Answer with one number: how many lines hold the string "года".

## Information supplied
<<<<

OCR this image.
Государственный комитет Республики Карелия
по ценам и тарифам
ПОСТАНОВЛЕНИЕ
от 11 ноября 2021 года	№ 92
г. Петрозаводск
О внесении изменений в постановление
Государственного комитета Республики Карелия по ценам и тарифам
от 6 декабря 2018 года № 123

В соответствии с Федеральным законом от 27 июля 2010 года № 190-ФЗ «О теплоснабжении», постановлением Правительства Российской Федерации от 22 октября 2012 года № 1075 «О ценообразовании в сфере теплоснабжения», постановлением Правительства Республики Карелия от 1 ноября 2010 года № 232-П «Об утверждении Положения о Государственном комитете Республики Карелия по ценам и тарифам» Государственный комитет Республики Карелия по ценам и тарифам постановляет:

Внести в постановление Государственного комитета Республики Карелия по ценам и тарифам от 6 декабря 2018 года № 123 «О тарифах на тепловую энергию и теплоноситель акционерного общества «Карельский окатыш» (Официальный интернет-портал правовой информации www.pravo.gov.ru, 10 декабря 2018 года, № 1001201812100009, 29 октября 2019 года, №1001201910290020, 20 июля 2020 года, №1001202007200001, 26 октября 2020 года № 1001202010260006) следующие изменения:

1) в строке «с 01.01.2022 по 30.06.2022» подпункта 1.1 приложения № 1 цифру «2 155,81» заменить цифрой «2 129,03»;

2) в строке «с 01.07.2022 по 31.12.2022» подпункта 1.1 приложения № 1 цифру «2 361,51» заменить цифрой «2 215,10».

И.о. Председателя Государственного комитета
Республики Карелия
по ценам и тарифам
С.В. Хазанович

>>>>

## Full answer
4